### Requirement
Write out all of the lines below, exactly and completely.

### Entries supplied
#####

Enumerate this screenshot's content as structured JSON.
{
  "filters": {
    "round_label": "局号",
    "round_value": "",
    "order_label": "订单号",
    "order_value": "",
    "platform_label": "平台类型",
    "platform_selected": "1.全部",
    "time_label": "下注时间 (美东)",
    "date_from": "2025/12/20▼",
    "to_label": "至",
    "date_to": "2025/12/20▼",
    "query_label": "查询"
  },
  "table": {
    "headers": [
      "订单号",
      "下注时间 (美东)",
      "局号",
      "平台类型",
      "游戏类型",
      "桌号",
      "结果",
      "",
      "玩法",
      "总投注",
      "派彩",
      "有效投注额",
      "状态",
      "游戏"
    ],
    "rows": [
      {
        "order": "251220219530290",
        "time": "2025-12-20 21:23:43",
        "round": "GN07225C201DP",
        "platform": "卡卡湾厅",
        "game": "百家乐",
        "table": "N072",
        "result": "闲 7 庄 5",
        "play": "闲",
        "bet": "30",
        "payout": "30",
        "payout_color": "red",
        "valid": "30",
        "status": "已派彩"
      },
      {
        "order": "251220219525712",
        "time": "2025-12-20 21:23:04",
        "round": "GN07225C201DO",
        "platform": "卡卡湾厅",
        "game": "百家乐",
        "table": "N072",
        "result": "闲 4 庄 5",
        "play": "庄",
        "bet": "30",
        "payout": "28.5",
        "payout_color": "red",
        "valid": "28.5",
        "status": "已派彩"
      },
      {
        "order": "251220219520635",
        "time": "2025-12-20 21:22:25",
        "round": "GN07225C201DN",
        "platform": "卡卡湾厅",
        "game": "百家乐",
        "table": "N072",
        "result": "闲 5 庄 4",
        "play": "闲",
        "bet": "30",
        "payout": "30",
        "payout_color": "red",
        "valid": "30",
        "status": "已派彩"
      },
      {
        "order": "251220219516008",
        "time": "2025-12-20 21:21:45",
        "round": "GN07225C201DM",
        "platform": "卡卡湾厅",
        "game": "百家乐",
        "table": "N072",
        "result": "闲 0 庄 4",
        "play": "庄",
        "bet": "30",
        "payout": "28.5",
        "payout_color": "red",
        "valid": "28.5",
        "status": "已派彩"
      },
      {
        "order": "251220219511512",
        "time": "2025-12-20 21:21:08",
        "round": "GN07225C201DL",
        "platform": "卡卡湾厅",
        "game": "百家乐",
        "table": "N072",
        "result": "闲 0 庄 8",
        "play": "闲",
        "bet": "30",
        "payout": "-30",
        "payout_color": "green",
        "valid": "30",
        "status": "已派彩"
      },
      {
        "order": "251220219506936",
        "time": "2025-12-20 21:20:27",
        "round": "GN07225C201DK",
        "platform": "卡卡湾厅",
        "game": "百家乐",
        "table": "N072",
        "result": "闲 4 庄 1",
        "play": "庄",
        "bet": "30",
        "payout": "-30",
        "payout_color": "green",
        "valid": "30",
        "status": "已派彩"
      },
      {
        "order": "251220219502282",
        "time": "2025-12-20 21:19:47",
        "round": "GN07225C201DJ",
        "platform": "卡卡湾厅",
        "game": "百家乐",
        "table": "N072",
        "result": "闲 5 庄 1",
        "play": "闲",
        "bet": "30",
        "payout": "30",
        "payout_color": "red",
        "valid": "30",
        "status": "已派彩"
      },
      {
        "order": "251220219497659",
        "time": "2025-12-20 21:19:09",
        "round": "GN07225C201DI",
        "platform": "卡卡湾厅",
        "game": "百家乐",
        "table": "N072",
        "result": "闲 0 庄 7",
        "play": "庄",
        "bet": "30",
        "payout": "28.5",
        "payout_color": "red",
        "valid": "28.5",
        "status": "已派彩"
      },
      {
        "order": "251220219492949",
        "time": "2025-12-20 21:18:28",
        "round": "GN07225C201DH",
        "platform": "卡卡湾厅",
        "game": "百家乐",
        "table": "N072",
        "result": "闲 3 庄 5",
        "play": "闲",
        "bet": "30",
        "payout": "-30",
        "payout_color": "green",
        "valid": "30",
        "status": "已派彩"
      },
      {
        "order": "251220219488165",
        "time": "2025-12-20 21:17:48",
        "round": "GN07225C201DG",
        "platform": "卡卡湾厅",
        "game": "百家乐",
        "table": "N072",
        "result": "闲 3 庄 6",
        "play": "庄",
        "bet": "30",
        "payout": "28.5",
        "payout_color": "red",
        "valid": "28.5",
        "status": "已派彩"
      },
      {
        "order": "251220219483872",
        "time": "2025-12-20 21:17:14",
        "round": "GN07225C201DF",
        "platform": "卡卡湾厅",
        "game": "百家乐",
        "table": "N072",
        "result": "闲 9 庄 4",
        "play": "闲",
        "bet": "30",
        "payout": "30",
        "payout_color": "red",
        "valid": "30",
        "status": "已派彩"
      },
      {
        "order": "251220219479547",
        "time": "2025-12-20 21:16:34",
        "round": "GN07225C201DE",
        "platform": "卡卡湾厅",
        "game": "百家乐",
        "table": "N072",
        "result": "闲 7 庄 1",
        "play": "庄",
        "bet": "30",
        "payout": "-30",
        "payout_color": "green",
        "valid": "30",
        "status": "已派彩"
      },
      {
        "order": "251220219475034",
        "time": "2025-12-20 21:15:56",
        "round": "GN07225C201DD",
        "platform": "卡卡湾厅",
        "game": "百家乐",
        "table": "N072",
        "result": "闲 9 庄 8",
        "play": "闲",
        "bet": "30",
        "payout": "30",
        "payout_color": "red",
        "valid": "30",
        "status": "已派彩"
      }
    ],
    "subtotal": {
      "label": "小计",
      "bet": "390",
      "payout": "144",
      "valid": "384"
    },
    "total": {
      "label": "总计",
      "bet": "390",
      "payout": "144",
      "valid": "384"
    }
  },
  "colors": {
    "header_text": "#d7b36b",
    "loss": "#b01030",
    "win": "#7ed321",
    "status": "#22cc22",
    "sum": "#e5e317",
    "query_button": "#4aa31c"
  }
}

#####

### Expected answer
Enumerate this screenshot's content as structured JSON.
{
  "filters": {
    "round_label": "局号",
    "round_value": "",
    "order_label": "订单号",
    "order_value": "",
    "platform_label": "平台类型",
    "platform_selected": "1.全部",
    "time_label": "下注时间 (美东)",
    "date_from": "2025/12/20▼",
    "to_label": "至",
    "date_to": "2025/12/20▼",
    "query_label": "查询"
  },
  "table": {
    "headers": [
      "订单号",
      "下注时间 (美东)",
      "局号",
      "平台类型",
      "游戏类型",
      "桌号",
      "结果",
      "",
      "玩法",
      "总投注",
      "派彩",
      "有效投注额",
      "状态",
      "游戏"
    ],
    "rows": [
      {
        "order": "251220219530290",
        "time": "2025-12-20 21:23:43",
        "round": "GN07225C201DP",
        "platform": "卡卡湾厅",
        "game": "百家乐",
        "table": "N072",
        "result": "闲 7 庄 5",
        "play": "闲",
        "bet": "30",
        "payout": "30",
        "payout_color": "red",
        "valid": "30",
        "status": "已派彩"
      },
      {
        "order": "251220219525712",
        "time": "2025-12-20 21:23:04",
        "round": "GN07225C201DO",
        "platform": "卡卡湾厅",
        "game": "百家乐",
        "table": "N072",
        "result": "闲 4 庄 5",
        "play": "庄",
        "bet": "30",
        "payout": "28.5",
        "payout_color": "red",
        "valid": "28.5",
        "status": "已派彩"
      },
      {
        "order": "251220219520635",
        "time": "2025-12-20 21:22:25",
        "round": "GN07225C201DN",
        "platform": "卡卡湾厅",
        "game": "百家乐",
        "table": "N072",
        "result": "闲 5 庄 4",
        "play": "闲",
        "bet": "30",
        "payout": "30",
        "payout_color": "red",
        "valid": "30",
        "status": "已派彩"
      },
      {
        "order": "251220219516008",
        "time": "2025-12-20 21:21:45",
        "round": "GN07225C201DM",
        "platform": "卡卡湾厅",
        "game": "百家乐",
        "table": "N072",
        "result": "闲 0 庄 4",
        "play": "庄",
        "bet": "30",
        "payout": "28.5",
        "payout_color": "red",
        "valid": "28.5",
        "status": "已派彩"
      },
      {
        "order": "251220219511512",
        "time": "2025-12-20 21:21:08",
        "round": "GN07225C201DL",
        "platform": "卡卡湾厅",
        "game": "百家乐",
        "table": "N072",
        "result": "闲 0 庄 8",
        "play": "闲",
        "bet": "30",
        "payout": "-30",
        "payout_color": "green",
        "valid": "30",
        "status": "已派彩"
      },
      {
        "order": "251220219506936",
        "time": "2025-12-20 21:20:27",
        "round": "GN07225C201DK",
        "platform": "卡卡湾厅",
        "game": "百家乐",
        "table": "N072",
        "result": "闲 4 庄 1",
        "play": "庄",
        "bet": "30",
        "payout": "-30",
        "payout_color": "green",
        "valid": "30",
        "status": "已派彩"
      },
      {
        "order": "251220219502282",
        "time": "2025-12-20 21:19:47",
        "round": "GN07225C201DJ",
        "platform": "卡卡湾厅",
        "game": "百家乐",
        "table": "N072",
        "result": "闲 5 庄 1",
        "play": "闲",
        "bet": "30",
        "payout": "30",
        "payout_color": "red",
        "valid": "30",
        "status": "已派彩"
      },
      {
        "order": "251220219497659",
        "time": "2025-12-20 21:19:09",
        "round": "GN07225C201DI",
        "platform": "卡卡湾厅",
        "game": "百家乐",
        "table": "N072",
        "result": "闲 0 庄 7",
        "play": "庄",
        "bet": "30",
        "payout": "28.5",
        "payout_color": "red",
        "valid": "28.5",
        "status": "已派彩"
      },
      {
        "order": "251220219492949",
        "time": "2025-12-20 21:18:28",
        "round": "GN07225C201DH",
        "platform": "卡卡湾厅",
        "game": "百家乐",
        "table": "N072",
        "result": "闲 3 庄 5",
        "play": "闲",
        "bet": "30",
        "payout": "-30",
        "payout_color": "green",
        "valid": "30",
        "status": "已派彩"
      },
      {
        "order": "251220219488165",
        "time": "2025-12-20 21:17:48",
        "round": "GN07225C201DG",
        "platform": "卡卡湾厅",
        "game": "百家乐",
        "table": "N072",
        "result": "闲 3 庄 6",
        "play": "庄",
        "bet": "30",
        "payout": "28.5",
        "payout_color": "red",
        "valid": "28.5",
        "status": "已派彩"
      },
      {
        "order": "251220219483872",
        "time": "2025-12-20 21:17:14",
        "round": "GN07225C201DF",
        "platform": "卡卡湾厅",
        "game": "百家乐",
        "table": "N072",
        "result": "闲 9 庄 4",
        "play": "闲",
        "bet": "30",
        "payout": "30",
        "payout_color": "red",
        "valid": "30",
        "status": "已派彩"
      },
      {
        "order": "251220219479547",
        "time": "2025-12-20 21:16:34",
        "round": "GN07225C201DE",
        "platform": "卡卡湾厅",
        "game": "百家乐",
        "table": "N072",
        "result": "闲 7 庄 1",
        "play": "庄",
        "bet": "30",
        "payout": "-30",
        "payout_color": "green",
        "valid": "30",
        "status": "已派彩"
      },
      {
        "order": "251220219475034",
        "time": "2025-12-20 21:15:56",
        "round": "GN07225C201DD",
        "platform": "卡卡湾厅",
        "game": "百家乐",
        "table": "N072",
        "result": "闲 9 庄 8",
        "play": "闲",
        "bet": "30",
        "payout": "30",
        "payout_color": "red",
        "valid": "30",
        "status": "已派彩"
      }
    ],
    "subtotal": {
      "label": "小计",
      "bet": "390",
      "payout": "144",
      "valid": "384"
    },
    "total": {
      "label": "总计",
      "bet": "390",
      "payout": "144",
      "valid": "384"
    }
  },
  "colors": {
    "header_text": "#d7b36b",
    "loss": "#b01030",
    "win": "#7ed321",
    "status": "#22cc22",
    "sum": "#e5e317",
    "query_button": "#4aa31c"
  }
}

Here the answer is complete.